**STATED TASK**: Look for the string "ಎರಡನ" and copy every line that has it.

**Data records**:
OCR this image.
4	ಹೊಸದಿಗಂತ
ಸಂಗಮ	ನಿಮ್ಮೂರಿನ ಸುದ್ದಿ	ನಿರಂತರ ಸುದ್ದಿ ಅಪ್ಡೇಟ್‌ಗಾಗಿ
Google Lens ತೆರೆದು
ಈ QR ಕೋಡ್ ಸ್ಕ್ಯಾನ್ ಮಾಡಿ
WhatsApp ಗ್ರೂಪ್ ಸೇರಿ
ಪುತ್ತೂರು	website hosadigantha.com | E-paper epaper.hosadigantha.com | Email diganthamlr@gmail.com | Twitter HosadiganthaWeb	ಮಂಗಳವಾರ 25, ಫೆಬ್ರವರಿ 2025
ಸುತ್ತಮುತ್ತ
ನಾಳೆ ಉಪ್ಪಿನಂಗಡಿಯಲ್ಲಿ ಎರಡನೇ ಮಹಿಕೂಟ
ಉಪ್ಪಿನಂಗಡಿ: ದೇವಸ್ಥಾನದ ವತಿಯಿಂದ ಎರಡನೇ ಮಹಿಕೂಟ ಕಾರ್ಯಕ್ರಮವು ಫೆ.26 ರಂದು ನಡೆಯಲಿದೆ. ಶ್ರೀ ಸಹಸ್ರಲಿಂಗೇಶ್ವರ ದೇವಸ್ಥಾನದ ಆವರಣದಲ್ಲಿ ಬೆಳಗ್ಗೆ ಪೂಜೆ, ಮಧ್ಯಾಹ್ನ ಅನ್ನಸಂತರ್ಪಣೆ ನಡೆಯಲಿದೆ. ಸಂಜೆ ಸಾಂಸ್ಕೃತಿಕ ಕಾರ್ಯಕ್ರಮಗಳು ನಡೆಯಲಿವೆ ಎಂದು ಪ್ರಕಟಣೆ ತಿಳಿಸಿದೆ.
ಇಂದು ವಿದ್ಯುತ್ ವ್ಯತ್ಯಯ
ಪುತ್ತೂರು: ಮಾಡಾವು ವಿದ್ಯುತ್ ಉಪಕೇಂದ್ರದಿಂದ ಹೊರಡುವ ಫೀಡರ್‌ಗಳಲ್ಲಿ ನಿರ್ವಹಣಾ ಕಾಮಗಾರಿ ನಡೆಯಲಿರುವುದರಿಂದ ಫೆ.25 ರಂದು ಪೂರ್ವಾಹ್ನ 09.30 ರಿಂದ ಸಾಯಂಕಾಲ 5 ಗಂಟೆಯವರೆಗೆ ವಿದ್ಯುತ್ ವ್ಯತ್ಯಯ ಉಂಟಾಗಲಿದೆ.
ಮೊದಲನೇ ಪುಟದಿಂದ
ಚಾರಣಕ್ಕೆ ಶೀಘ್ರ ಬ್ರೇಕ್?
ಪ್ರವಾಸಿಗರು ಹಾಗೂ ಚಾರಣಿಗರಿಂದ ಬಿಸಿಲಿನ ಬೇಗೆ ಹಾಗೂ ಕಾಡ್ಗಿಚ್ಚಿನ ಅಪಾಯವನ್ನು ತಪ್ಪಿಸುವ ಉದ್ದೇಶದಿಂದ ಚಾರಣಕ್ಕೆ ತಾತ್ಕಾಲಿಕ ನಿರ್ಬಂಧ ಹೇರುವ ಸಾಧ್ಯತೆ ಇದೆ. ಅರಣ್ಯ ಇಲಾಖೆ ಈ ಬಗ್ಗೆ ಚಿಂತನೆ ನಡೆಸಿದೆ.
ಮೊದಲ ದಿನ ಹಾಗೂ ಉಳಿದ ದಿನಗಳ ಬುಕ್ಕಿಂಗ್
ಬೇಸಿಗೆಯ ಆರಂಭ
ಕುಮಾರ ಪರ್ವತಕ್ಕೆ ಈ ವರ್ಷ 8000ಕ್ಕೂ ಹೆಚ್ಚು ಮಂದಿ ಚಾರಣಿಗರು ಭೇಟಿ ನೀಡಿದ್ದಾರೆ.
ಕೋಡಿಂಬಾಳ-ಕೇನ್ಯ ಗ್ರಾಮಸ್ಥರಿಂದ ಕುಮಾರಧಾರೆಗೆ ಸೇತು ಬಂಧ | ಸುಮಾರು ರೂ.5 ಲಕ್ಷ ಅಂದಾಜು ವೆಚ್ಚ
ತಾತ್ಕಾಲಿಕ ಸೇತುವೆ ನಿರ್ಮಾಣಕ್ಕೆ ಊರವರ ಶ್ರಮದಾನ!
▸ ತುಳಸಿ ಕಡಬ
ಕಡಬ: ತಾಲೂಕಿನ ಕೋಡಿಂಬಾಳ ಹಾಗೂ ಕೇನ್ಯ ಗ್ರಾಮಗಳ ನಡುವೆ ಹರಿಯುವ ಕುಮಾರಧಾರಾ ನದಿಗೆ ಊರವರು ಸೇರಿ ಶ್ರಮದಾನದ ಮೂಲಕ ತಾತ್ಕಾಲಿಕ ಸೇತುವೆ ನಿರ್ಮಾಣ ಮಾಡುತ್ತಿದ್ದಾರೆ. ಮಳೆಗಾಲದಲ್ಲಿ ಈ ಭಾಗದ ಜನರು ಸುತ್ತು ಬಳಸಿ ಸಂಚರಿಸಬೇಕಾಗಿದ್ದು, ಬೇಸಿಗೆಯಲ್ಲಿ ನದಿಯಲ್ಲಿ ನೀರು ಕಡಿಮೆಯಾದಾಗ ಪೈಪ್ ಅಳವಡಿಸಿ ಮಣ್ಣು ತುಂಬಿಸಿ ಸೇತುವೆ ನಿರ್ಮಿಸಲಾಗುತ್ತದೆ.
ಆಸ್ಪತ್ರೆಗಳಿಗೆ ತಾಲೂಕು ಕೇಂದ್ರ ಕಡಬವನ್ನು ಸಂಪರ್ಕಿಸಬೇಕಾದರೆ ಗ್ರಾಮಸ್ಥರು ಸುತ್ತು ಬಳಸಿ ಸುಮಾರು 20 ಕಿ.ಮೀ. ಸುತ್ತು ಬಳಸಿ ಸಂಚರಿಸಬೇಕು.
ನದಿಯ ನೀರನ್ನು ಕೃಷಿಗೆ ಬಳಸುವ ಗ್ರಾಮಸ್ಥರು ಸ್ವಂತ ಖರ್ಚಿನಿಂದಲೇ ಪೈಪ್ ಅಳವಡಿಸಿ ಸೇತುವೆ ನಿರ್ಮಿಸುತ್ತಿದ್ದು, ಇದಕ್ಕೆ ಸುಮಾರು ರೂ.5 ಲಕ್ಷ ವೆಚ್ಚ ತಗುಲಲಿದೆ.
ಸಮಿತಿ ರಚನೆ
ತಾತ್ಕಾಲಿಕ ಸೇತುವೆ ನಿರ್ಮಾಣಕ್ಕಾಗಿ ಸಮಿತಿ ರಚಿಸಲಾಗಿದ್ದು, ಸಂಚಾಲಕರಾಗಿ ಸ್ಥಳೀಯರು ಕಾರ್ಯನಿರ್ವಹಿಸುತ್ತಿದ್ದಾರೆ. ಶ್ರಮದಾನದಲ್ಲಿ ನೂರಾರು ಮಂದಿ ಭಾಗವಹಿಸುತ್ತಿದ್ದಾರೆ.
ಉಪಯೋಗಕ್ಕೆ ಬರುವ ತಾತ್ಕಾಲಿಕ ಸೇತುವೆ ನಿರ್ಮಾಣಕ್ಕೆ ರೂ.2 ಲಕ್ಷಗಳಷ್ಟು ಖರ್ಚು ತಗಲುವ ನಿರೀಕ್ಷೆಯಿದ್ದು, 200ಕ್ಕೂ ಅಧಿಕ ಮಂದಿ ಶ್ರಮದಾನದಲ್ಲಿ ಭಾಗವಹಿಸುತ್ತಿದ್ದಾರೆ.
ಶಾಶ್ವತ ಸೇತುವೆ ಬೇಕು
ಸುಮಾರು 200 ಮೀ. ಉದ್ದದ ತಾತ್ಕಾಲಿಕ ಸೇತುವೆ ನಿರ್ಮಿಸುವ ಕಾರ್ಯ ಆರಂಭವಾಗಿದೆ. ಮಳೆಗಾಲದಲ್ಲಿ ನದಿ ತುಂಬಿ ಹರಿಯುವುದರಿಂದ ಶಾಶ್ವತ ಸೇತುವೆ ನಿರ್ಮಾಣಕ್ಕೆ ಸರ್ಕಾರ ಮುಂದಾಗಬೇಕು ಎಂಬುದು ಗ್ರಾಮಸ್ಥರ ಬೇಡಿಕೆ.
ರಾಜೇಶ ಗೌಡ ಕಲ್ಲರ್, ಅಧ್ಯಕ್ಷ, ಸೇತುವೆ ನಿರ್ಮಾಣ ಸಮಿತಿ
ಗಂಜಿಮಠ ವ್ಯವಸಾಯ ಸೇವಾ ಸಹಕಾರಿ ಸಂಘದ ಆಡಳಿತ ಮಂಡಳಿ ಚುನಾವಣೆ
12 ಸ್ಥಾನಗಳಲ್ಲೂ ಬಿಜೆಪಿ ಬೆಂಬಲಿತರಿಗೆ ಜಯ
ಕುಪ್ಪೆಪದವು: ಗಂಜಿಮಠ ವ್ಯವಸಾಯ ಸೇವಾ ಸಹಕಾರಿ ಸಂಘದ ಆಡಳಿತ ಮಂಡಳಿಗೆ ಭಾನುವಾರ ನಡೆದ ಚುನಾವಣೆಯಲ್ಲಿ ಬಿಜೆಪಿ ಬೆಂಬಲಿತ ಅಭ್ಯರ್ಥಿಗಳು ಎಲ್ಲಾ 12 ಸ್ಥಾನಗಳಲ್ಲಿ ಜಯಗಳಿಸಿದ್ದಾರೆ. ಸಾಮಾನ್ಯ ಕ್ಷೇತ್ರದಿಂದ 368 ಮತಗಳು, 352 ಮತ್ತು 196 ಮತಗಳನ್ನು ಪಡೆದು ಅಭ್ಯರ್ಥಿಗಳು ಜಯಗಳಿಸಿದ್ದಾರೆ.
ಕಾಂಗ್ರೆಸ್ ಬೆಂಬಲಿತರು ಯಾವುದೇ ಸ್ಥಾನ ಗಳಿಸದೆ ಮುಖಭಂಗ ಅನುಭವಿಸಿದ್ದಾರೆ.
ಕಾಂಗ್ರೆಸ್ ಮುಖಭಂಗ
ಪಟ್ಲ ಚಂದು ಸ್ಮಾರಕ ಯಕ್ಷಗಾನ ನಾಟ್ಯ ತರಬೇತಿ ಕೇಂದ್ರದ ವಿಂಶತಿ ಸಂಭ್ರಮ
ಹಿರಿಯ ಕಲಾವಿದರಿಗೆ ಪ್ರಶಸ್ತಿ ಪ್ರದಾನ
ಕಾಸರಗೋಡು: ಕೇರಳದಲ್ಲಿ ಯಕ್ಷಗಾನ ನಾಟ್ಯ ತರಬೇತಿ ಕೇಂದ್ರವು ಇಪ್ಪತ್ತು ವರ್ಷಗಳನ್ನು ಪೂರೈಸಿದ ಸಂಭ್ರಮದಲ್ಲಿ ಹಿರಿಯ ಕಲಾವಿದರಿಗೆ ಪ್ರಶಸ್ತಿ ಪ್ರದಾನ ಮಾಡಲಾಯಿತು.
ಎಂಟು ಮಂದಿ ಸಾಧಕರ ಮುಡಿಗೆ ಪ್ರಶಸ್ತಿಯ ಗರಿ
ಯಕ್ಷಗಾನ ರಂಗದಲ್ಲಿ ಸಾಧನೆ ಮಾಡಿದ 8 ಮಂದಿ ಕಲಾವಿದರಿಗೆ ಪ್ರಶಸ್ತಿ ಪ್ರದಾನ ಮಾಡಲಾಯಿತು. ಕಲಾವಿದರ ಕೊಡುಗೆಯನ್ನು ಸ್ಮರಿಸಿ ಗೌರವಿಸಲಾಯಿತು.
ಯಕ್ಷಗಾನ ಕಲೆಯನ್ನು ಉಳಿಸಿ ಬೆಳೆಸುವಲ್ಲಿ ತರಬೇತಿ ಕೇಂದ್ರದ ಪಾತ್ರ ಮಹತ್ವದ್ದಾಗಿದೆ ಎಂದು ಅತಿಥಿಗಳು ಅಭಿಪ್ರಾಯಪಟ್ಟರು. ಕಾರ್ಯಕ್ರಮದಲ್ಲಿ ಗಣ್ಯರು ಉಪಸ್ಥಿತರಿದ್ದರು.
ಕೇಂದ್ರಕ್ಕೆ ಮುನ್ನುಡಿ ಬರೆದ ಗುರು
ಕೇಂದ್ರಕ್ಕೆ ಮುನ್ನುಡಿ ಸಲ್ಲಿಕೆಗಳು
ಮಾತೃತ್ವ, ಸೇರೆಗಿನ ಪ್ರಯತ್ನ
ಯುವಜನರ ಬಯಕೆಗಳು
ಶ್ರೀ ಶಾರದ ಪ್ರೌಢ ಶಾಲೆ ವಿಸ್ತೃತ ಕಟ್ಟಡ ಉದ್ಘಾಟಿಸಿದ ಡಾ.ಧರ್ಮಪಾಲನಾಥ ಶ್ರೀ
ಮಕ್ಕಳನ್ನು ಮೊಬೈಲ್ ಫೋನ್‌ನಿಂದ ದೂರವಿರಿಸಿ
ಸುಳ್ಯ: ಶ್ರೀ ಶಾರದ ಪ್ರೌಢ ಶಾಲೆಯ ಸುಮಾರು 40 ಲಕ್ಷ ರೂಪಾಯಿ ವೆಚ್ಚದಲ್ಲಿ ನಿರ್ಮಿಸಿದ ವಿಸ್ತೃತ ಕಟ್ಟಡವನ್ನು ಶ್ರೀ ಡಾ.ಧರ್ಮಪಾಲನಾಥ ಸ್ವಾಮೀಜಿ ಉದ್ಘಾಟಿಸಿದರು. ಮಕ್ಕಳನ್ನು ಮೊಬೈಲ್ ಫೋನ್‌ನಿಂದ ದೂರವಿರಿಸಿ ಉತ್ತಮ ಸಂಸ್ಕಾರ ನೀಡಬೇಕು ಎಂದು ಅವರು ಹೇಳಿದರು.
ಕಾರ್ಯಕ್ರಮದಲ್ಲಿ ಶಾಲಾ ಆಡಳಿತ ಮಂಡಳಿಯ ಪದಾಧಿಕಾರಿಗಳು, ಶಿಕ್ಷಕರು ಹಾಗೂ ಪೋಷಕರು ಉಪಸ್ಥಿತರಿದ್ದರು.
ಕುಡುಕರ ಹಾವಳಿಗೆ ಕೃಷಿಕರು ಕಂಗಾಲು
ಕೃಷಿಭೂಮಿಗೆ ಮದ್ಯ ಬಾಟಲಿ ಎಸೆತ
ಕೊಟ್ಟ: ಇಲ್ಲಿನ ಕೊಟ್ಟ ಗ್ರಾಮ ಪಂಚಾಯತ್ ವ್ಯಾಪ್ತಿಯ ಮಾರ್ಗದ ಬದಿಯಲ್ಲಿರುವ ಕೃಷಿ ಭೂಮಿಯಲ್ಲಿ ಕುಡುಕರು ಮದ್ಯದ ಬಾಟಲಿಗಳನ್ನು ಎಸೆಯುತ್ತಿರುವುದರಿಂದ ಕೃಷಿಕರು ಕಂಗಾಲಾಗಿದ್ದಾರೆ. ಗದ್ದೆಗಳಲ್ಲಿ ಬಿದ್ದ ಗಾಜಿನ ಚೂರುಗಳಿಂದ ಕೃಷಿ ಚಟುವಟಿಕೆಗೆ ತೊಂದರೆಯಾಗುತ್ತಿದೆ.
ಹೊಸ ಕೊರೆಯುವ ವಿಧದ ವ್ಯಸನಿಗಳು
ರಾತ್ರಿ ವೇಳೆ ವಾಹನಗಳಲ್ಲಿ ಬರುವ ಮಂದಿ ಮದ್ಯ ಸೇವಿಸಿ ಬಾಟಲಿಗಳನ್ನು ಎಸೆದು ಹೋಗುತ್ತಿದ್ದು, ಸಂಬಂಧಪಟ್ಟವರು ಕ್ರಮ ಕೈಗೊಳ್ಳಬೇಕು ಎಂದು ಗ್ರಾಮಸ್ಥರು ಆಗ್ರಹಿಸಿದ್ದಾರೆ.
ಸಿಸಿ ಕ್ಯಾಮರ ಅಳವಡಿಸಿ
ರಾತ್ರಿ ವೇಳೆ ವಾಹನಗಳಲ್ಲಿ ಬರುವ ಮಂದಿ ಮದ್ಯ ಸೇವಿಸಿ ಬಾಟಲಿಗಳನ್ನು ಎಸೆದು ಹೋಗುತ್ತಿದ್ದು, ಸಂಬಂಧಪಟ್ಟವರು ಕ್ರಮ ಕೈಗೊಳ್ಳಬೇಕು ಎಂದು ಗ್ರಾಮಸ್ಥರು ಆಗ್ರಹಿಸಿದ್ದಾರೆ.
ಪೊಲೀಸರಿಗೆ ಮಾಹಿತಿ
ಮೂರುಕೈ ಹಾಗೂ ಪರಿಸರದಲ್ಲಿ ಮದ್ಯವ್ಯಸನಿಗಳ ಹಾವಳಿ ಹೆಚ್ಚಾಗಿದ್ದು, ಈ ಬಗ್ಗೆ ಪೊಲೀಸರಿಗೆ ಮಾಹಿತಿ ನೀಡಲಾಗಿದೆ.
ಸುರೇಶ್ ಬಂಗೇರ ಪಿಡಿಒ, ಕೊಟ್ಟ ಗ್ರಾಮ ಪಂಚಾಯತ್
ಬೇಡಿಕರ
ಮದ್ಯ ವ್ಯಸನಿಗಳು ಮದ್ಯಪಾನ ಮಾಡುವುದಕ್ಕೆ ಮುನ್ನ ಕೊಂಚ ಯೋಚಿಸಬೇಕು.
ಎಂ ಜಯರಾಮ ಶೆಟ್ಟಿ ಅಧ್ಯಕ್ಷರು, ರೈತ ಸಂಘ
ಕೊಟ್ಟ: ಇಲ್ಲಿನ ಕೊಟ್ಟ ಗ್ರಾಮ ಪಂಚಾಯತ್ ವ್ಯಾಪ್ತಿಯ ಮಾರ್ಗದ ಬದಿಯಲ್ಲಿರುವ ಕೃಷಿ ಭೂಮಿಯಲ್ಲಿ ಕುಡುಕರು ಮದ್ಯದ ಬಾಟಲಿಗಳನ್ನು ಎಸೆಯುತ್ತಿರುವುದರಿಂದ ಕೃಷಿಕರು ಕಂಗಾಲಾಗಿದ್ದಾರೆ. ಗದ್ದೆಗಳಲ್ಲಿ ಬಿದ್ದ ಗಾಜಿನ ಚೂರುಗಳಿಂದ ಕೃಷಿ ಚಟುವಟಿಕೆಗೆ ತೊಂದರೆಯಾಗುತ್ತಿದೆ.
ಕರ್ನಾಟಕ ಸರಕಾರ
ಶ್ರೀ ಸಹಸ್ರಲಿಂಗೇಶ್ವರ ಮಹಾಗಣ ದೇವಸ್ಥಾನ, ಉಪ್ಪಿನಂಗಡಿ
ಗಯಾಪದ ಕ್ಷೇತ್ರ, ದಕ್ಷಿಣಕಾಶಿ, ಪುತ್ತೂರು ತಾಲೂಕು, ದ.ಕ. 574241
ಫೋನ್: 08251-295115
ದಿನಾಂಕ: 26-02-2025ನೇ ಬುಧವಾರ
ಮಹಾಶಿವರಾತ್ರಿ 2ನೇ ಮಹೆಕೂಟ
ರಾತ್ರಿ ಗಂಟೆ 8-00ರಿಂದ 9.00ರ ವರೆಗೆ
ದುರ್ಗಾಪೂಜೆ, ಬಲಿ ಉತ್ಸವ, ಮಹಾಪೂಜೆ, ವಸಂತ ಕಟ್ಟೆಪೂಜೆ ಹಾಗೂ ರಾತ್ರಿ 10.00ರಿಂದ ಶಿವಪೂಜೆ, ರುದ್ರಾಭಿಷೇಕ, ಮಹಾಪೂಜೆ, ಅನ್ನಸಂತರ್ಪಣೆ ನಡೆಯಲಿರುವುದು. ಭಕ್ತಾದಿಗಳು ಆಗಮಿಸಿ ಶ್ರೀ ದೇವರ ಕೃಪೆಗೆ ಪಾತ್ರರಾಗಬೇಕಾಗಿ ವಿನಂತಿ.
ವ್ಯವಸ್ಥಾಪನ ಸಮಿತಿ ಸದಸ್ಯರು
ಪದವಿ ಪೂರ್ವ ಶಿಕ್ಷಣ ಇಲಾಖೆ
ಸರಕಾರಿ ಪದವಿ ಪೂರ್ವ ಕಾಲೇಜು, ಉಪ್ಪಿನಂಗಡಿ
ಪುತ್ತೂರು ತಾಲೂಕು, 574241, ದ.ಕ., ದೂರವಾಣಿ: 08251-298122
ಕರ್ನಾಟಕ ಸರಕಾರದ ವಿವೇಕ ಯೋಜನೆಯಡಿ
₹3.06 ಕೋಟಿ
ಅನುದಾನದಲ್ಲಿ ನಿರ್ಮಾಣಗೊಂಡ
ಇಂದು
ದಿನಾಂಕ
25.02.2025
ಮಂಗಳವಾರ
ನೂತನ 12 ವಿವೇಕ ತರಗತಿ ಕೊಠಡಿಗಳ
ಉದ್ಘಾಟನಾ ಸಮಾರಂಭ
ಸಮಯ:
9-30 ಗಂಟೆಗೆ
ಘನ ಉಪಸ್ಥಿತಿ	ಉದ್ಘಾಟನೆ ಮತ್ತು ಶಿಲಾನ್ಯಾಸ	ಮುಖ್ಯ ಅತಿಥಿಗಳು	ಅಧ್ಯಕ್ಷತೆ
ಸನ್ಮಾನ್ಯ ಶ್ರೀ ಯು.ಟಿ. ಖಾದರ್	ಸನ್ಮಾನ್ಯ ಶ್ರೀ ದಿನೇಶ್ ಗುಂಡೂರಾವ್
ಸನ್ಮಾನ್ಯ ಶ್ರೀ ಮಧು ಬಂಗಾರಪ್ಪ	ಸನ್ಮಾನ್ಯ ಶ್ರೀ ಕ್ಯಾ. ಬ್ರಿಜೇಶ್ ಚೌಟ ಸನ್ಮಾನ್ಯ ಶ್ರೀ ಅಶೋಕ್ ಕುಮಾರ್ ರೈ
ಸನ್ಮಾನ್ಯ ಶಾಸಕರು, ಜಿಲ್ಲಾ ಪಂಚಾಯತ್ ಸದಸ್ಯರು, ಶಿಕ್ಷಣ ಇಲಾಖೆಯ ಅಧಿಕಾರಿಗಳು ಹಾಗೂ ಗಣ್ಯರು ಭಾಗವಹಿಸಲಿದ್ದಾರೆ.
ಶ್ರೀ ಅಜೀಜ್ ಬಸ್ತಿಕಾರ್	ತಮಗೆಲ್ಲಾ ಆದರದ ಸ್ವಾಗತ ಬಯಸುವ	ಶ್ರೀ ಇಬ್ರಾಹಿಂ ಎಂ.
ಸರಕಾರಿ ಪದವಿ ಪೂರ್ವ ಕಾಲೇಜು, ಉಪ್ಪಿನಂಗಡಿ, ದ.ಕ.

**SOLUTION TO THIS TASK**:
ನಾಳೆ ಉಪ್ಪಿನಂಗಡಿಯಲ್ಲಿ ಎರಡನೇ ಮಹಿಕೂಟ
ಉಪ್ಪಿನಂಗಡಿ: ದೇವಸ್ಥಾನದ ವತಿಯಿಂದ ಎರಡನೇ ಮಹಿಕೂಟ ಕಾರ್ಯಕ್ರಮವು ಫೆ.26 ರಂದು ನಡೆಯಲಿದೆ. ಶ್ರೀ ಸಹಸ್ರಲಿಂಗೇಶ್ವರ ದೇವಸ್ಥಾನದ ಆವರಣದಲ್ಲಿ ಬೆಳಗ್ಗೆ ಪೂಜೆ, ಮಧ್ಯಾಹ್ನ ಅನ್ನಸಂತರ್ಪಣೆ ನಡೆಯಲಿದೆ. ಸಂಜೆ ಸಾಂಸ್ಕೃತಿಕ ಕಾರ್ಯಕ್ರಮಗಳು ನಡೆಯಲಿವೆ ಎಂದು ಪ್ರಕಟಣೆ ತಿಳಿಸಿದೆ.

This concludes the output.